* [Provided data]
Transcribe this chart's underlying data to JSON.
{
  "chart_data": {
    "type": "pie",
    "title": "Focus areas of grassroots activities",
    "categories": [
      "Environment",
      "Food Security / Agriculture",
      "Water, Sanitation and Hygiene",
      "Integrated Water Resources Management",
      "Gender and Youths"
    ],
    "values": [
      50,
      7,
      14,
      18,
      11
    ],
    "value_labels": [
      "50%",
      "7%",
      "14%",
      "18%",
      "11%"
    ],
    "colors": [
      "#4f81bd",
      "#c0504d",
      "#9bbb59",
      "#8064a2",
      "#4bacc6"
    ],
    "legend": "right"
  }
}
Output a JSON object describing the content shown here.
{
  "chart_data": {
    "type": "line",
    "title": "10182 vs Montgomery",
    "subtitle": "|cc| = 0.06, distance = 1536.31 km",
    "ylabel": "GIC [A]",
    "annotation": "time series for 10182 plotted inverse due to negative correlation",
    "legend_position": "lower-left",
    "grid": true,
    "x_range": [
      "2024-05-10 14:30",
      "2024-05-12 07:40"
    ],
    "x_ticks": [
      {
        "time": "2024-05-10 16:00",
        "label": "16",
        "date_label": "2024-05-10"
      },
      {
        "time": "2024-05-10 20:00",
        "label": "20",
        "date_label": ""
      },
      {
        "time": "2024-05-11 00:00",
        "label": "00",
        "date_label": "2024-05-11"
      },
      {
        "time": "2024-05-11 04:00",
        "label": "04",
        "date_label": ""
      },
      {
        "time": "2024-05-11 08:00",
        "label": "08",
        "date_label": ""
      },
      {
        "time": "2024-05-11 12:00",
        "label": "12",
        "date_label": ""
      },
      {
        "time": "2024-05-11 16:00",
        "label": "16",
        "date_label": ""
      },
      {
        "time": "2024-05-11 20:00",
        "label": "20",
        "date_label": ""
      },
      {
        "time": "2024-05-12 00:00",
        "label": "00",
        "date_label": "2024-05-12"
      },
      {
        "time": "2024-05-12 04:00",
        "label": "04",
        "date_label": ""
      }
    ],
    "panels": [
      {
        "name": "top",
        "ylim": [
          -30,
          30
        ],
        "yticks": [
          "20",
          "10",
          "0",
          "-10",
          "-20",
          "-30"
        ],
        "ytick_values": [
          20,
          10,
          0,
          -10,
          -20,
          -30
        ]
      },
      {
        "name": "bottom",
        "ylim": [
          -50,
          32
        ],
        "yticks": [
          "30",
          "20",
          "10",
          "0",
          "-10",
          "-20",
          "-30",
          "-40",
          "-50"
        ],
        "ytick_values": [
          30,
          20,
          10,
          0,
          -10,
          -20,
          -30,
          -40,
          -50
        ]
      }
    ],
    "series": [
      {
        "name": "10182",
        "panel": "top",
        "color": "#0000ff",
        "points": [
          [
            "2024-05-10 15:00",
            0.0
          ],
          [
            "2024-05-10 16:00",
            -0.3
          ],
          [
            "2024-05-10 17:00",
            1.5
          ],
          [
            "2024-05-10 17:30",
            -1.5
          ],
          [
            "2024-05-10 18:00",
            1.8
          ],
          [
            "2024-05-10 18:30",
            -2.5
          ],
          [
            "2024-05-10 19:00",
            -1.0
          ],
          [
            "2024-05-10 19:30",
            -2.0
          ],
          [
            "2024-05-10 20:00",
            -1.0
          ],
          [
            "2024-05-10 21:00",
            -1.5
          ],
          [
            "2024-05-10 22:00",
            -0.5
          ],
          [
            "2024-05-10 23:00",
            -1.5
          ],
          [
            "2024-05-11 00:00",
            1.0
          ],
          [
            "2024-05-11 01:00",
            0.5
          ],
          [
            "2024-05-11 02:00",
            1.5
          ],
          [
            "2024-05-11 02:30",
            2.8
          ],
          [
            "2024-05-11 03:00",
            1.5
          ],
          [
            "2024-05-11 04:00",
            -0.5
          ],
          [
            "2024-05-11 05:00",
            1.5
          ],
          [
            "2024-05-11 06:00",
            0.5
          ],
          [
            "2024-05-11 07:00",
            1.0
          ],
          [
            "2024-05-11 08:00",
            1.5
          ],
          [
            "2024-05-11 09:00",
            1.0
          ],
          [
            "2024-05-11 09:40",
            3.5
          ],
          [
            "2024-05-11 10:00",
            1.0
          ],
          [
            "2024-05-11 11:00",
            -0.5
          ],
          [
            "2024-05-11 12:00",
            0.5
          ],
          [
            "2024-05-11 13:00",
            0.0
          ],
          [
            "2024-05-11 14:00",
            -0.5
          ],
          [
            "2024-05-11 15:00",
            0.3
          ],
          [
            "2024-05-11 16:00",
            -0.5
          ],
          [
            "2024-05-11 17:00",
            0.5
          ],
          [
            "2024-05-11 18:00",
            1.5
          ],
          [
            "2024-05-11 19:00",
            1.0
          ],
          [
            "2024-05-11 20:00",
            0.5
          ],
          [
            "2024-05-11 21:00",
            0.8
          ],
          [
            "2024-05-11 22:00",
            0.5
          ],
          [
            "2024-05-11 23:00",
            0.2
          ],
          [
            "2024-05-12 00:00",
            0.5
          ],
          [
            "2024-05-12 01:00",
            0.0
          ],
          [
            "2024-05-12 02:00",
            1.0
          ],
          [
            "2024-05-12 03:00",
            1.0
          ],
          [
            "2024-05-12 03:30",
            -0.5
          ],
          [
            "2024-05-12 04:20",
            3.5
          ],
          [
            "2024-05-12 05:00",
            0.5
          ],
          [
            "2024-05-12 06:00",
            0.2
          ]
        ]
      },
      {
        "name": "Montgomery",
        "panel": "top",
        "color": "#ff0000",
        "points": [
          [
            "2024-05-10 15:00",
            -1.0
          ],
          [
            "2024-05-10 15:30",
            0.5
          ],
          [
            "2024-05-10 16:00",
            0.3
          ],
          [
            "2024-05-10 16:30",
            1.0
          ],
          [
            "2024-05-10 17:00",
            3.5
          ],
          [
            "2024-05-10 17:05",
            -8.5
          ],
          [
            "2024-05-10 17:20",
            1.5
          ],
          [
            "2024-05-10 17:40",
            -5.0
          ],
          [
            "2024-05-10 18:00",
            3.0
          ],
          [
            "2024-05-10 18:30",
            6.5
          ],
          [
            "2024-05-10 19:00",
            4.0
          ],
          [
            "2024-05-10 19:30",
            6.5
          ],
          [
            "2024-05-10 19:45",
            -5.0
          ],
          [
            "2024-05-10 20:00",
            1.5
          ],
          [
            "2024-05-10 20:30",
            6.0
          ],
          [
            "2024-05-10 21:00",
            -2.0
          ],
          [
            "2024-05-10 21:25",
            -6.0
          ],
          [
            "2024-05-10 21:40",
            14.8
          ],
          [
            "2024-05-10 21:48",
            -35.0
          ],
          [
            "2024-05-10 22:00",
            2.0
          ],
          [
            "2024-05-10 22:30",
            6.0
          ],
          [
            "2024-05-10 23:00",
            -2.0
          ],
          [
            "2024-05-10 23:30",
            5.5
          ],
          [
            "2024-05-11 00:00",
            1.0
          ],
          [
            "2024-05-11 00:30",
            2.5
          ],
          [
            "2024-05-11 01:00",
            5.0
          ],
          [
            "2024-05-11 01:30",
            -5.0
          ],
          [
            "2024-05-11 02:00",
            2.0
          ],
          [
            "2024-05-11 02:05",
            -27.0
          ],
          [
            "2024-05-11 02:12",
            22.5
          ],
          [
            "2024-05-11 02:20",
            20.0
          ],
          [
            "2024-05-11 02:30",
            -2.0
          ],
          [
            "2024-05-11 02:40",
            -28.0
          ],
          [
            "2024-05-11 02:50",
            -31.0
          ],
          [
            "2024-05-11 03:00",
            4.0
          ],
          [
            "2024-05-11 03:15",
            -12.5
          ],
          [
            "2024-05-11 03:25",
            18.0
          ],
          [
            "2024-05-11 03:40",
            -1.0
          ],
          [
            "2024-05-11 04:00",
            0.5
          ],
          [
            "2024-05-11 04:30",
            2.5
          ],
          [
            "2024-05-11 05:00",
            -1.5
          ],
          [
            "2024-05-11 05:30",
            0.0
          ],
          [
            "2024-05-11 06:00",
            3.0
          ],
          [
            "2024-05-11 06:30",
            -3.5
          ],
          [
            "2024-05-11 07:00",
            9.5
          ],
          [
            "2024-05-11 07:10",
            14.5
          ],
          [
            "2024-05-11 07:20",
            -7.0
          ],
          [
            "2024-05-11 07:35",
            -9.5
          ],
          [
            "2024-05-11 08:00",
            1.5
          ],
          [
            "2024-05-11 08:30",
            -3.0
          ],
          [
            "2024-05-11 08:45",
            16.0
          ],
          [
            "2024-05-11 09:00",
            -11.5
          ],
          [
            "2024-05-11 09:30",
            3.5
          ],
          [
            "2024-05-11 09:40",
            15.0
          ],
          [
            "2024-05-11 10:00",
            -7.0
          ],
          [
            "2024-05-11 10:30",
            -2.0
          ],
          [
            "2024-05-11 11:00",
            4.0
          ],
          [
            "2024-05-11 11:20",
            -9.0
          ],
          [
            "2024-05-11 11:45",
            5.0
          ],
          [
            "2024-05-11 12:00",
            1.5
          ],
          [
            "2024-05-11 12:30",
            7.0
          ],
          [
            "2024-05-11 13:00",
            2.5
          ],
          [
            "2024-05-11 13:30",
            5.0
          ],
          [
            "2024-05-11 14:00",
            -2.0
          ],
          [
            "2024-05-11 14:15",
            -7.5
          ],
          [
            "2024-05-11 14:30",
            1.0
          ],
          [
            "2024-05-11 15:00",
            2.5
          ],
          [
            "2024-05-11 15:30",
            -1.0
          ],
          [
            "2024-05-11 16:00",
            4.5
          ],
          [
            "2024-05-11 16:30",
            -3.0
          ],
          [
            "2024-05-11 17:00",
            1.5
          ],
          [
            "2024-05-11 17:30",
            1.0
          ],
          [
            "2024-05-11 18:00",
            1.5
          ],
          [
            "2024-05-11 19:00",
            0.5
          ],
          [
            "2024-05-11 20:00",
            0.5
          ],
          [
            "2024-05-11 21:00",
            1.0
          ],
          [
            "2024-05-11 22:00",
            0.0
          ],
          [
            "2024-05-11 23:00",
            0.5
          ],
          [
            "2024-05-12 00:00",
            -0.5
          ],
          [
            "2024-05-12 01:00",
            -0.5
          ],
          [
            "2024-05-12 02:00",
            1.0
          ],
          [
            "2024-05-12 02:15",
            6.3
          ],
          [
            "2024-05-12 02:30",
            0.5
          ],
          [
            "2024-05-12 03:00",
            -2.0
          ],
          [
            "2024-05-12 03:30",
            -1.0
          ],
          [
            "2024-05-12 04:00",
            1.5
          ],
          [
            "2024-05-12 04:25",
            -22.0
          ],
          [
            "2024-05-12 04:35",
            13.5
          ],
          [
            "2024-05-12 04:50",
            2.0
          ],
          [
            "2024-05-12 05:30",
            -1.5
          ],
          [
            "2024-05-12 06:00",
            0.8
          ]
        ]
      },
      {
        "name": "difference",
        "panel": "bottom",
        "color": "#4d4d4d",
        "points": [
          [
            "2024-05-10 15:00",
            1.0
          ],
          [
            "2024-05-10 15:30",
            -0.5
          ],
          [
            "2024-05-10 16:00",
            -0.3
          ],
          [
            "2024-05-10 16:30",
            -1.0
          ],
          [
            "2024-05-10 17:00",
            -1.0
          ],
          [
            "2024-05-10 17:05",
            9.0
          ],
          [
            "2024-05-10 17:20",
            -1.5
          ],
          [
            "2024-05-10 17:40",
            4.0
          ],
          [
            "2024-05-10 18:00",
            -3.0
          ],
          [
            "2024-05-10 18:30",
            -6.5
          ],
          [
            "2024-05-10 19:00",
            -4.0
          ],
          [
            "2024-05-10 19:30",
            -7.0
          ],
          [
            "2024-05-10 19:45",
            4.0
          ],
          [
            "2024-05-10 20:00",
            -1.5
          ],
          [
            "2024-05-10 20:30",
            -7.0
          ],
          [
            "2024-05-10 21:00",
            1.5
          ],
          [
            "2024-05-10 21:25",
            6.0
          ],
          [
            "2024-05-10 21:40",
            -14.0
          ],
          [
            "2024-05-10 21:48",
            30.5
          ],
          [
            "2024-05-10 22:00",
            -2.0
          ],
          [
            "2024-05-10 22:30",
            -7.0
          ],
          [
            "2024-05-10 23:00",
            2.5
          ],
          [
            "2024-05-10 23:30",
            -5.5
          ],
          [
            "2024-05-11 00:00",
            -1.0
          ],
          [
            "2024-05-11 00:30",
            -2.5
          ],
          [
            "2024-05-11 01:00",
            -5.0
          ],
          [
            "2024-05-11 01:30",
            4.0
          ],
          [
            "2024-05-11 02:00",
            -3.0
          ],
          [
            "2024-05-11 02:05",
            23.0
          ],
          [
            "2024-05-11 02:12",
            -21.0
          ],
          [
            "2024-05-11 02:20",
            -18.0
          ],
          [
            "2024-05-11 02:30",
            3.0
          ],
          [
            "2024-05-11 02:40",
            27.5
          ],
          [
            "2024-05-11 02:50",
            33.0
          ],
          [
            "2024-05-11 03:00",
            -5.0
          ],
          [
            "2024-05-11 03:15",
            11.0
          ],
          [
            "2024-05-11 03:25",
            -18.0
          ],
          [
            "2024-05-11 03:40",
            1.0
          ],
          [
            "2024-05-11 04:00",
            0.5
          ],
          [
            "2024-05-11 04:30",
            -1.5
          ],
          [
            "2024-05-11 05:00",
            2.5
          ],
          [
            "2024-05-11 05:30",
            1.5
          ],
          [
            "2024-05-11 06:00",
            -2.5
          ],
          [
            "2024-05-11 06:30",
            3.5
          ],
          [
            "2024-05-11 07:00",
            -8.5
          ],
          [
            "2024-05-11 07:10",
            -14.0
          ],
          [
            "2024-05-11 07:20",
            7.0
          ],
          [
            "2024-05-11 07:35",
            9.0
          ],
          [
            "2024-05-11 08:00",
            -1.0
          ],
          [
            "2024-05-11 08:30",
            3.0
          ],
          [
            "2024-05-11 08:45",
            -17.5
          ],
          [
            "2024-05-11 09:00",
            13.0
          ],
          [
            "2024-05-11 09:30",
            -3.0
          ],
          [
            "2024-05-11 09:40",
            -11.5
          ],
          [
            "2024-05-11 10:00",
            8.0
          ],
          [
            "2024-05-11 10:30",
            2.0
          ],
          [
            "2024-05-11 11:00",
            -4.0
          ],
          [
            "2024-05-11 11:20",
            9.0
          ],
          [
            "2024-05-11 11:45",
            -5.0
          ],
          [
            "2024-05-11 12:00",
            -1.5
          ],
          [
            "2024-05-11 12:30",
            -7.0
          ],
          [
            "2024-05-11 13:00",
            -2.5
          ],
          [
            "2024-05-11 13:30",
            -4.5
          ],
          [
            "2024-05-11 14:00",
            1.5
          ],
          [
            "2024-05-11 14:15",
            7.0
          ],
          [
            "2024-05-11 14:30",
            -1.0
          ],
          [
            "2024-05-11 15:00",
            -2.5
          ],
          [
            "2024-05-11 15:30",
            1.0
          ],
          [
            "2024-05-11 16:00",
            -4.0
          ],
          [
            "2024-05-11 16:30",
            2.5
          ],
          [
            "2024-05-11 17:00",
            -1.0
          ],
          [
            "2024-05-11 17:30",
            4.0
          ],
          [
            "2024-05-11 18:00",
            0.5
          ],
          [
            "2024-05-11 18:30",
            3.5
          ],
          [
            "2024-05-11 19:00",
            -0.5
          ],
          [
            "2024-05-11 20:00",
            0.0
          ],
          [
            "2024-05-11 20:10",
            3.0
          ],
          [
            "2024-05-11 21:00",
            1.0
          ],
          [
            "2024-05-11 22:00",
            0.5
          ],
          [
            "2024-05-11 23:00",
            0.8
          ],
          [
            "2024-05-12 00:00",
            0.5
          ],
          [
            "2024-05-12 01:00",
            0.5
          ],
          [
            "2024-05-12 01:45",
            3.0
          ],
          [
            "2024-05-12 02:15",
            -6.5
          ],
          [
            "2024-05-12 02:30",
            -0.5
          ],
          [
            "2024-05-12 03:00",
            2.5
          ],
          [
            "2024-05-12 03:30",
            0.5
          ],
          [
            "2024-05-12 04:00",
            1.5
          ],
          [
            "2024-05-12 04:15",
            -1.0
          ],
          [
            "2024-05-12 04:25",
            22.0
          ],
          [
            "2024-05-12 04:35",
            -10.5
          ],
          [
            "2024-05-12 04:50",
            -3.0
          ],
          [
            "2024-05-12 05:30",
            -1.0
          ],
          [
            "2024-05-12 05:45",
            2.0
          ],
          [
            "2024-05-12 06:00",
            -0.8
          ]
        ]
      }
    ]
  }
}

* [The exercise]
Look over the material above and show each line where "Montgomery" appears.

* [Final result]
    "title": "10182 vs Montgomery",
        "name": "Montgomery",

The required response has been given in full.